═════ Task material ═════

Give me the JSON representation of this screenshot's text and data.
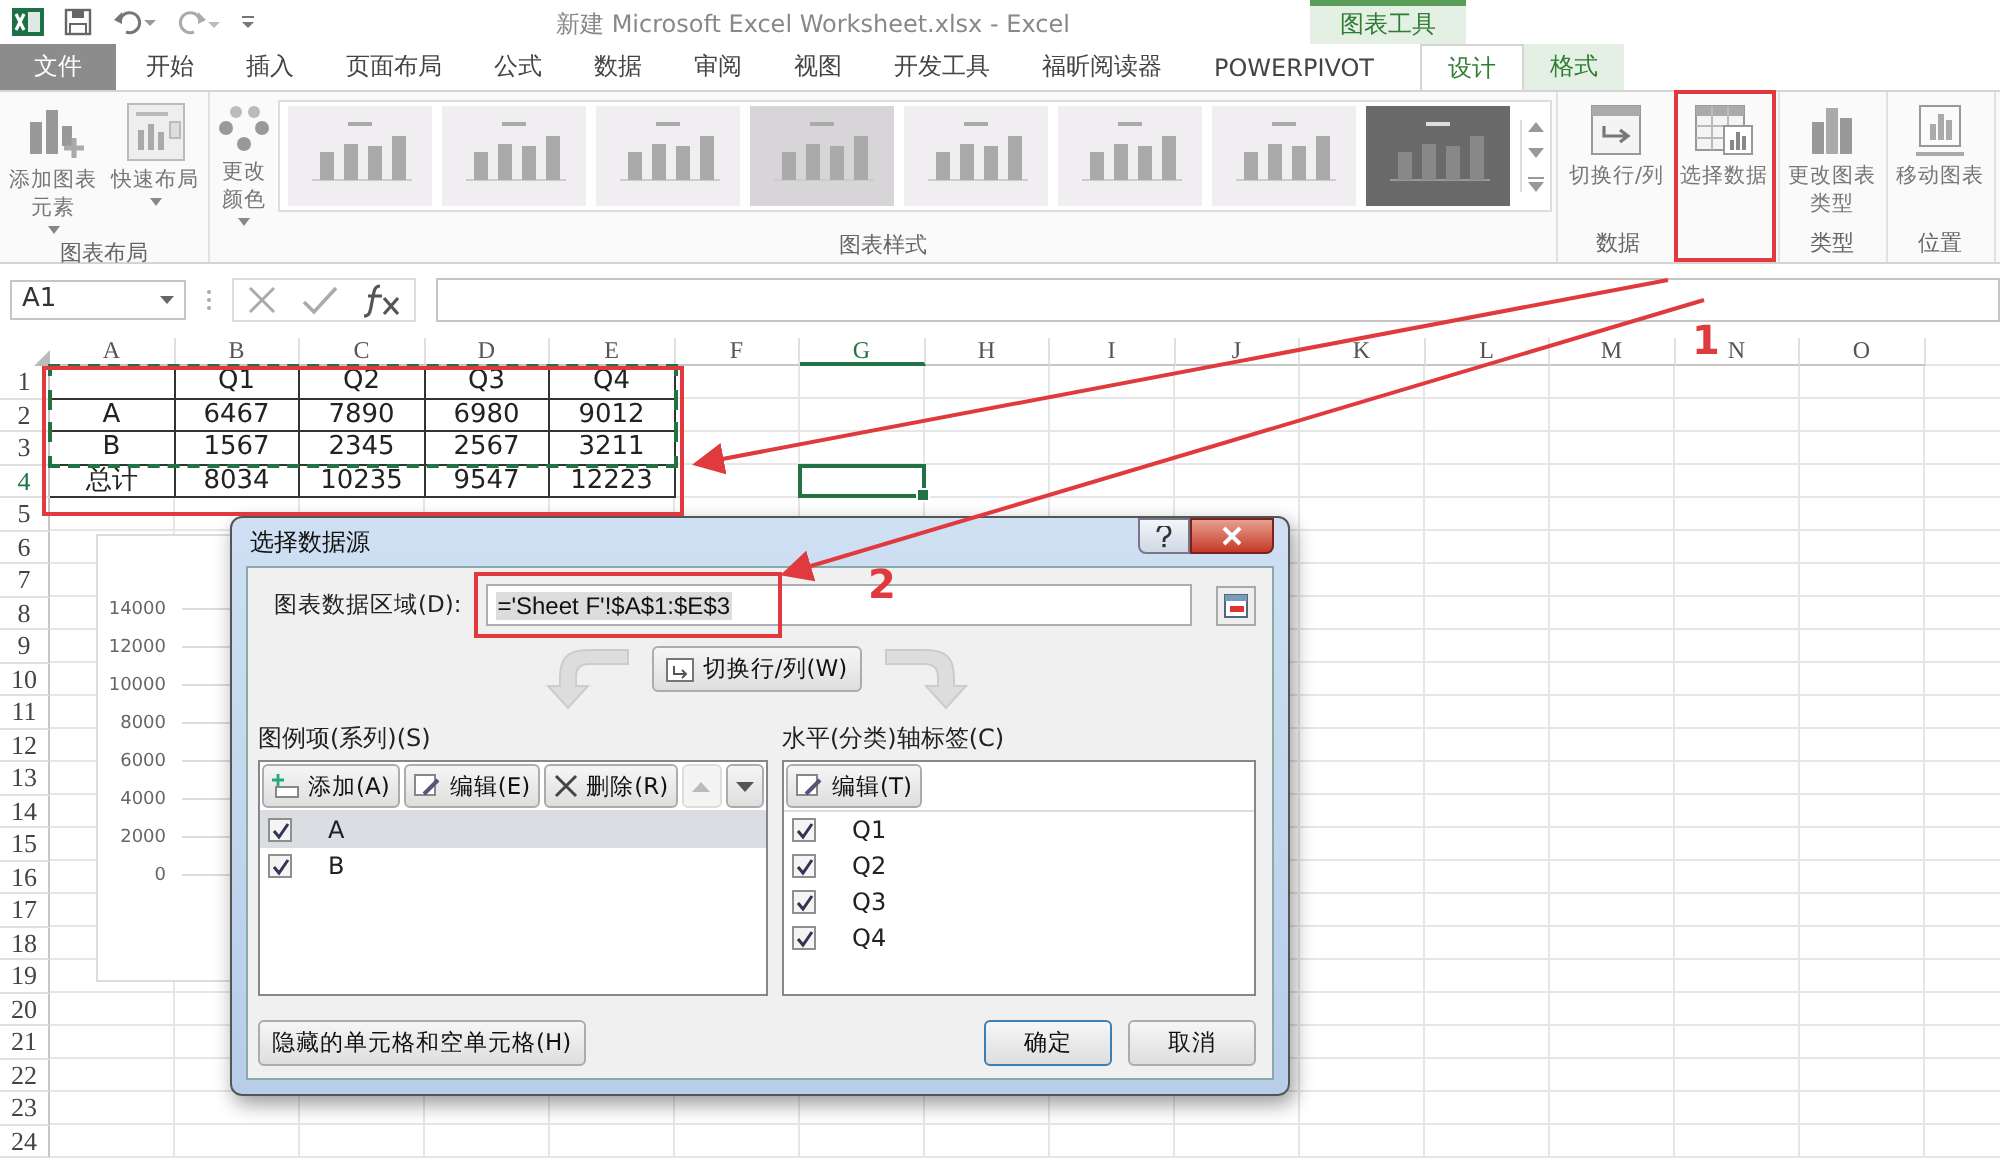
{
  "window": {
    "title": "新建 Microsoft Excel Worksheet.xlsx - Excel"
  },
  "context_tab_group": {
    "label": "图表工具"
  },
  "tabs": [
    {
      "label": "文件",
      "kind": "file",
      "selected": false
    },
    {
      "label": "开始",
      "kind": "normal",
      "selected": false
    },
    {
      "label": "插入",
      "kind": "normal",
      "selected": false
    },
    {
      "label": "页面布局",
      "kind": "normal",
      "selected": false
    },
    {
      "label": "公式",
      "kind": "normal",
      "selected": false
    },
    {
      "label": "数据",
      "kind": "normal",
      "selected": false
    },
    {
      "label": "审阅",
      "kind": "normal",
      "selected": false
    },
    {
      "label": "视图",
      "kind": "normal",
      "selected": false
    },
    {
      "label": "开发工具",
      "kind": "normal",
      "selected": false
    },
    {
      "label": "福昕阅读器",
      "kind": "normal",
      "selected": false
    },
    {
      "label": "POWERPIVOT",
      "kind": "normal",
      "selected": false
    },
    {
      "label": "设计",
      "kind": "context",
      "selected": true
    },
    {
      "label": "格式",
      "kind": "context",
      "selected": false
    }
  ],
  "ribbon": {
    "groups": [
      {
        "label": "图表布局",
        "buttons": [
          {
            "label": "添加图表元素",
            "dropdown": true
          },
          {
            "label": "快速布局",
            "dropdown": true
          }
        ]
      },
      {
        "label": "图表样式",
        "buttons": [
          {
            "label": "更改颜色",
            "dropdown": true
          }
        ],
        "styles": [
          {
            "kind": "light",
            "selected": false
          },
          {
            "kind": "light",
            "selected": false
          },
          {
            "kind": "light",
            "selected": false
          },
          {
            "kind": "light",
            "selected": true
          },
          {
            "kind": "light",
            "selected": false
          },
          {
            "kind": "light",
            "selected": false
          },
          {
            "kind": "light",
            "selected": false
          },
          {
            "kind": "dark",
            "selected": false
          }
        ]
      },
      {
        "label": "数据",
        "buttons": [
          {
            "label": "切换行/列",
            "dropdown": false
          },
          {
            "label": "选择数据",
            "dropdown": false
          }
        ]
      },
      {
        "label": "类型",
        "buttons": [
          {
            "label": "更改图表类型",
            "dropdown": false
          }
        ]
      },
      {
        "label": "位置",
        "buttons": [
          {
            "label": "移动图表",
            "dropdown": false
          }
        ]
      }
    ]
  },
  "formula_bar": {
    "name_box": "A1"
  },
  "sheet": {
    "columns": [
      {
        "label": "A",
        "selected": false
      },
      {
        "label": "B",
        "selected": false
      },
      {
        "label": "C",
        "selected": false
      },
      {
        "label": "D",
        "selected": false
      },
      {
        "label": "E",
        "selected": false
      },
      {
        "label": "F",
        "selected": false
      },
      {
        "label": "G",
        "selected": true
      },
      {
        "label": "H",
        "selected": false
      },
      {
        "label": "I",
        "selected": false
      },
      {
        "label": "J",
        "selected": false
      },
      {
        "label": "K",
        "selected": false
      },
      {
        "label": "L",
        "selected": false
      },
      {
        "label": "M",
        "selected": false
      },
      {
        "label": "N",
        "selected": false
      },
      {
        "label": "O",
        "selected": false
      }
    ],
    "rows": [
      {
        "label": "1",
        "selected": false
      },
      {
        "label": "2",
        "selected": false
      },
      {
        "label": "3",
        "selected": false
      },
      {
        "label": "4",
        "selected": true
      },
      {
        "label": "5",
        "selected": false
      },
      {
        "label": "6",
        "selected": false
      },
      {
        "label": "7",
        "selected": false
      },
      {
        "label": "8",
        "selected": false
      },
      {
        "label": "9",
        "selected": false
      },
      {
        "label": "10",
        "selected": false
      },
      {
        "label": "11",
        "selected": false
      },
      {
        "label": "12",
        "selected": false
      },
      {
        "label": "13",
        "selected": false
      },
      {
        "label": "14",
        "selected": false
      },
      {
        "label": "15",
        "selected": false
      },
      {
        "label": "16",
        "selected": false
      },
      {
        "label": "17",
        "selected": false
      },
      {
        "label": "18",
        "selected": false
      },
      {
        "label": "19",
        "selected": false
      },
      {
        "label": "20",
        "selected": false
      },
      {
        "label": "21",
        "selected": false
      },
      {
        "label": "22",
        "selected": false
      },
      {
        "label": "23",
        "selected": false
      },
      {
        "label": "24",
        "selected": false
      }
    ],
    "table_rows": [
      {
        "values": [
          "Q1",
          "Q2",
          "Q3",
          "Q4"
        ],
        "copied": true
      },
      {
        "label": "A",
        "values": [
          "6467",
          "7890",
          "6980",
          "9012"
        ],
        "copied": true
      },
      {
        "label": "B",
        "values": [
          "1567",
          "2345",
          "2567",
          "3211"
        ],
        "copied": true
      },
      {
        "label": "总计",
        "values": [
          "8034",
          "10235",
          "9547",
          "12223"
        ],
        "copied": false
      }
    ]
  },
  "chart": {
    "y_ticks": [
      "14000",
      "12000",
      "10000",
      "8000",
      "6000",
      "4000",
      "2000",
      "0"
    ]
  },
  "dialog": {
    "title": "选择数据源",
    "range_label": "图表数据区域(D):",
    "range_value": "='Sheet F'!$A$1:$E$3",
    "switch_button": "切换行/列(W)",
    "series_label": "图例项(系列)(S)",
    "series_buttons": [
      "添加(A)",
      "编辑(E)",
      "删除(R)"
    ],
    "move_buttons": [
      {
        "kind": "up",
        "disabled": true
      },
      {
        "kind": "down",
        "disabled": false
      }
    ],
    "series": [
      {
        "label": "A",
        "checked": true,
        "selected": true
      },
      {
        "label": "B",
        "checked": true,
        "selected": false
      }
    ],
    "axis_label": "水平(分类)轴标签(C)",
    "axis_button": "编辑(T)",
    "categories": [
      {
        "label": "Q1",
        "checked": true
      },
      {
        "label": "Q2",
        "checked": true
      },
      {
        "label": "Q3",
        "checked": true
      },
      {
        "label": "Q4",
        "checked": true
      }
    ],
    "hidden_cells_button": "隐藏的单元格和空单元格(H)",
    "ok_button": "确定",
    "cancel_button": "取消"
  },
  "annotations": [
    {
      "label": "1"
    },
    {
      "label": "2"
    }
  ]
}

═════
═════ Task material ═════

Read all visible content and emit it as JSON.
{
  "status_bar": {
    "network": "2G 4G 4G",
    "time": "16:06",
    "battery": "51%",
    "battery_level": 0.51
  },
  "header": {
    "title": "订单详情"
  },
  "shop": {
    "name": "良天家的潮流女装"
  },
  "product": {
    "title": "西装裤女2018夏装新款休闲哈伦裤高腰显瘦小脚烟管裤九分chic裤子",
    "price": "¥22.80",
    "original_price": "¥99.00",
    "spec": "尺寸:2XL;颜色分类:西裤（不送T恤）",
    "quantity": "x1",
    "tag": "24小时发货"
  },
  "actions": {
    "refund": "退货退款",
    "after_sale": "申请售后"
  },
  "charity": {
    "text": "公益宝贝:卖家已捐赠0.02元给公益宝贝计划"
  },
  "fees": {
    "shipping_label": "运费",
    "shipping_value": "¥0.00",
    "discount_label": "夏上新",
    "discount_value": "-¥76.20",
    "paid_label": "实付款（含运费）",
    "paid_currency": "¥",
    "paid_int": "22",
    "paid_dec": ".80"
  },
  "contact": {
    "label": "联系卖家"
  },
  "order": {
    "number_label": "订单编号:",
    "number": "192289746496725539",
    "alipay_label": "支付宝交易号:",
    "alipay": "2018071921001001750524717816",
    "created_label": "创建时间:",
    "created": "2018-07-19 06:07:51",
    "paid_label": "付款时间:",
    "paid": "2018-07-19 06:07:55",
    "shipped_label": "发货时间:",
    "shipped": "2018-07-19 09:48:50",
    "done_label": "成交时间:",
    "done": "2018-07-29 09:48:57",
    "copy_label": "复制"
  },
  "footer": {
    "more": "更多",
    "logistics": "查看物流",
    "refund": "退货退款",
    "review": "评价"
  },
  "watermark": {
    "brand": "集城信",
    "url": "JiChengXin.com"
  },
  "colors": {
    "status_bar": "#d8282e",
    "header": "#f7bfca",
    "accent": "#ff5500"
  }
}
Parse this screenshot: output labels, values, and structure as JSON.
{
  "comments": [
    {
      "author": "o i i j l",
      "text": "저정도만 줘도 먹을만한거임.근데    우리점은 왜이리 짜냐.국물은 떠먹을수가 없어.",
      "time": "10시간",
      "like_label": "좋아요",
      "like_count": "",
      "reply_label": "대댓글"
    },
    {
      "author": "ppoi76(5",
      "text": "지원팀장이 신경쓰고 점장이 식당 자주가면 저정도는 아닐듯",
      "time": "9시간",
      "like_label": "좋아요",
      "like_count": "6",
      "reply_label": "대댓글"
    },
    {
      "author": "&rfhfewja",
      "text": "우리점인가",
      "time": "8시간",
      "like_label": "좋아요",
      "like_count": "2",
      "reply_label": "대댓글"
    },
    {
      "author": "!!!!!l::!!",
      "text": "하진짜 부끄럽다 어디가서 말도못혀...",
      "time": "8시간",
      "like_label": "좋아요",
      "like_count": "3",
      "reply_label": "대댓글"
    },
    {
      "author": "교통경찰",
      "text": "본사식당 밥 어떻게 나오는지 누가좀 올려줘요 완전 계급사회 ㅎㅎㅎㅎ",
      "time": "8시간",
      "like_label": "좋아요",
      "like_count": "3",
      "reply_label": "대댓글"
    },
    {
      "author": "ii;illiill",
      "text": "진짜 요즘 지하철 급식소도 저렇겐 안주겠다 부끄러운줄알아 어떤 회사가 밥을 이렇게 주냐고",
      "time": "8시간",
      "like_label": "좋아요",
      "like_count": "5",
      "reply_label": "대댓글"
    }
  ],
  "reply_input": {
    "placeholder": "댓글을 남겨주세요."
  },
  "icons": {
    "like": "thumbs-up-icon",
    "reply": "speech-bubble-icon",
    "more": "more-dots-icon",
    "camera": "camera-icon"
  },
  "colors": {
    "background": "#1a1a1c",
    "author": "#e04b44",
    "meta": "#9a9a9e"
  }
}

═════
═════ Task material ═════

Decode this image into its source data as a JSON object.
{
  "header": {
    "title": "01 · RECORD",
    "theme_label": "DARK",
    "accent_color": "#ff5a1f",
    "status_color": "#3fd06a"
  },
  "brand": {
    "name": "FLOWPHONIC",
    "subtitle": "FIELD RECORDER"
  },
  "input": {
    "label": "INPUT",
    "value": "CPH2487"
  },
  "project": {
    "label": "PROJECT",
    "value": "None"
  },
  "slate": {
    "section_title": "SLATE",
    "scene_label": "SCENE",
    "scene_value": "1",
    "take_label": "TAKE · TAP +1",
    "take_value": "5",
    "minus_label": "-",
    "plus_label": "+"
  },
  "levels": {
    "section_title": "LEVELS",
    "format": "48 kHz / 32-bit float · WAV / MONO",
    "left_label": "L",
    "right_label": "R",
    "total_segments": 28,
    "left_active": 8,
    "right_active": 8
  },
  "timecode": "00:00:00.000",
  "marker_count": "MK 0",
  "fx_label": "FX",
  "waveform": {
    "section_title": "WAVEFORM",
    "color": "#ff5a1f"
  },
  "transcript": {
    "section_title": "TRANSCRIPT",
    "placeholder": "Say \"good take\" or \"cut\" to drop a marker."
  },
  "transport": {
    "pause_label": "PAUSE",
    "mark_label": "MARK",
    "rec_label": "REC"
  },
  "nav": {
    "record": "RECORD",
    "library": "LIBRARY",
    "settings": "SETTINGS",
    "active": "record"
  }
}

═════

- Exercise -
Gather all lines from the records above in which "placeholder" appears.

- Task result -
    "placeholder": "댓글을 남겨주세요."
    "placeholder": "Say \"good take\" or \"cut\" to drop a marker."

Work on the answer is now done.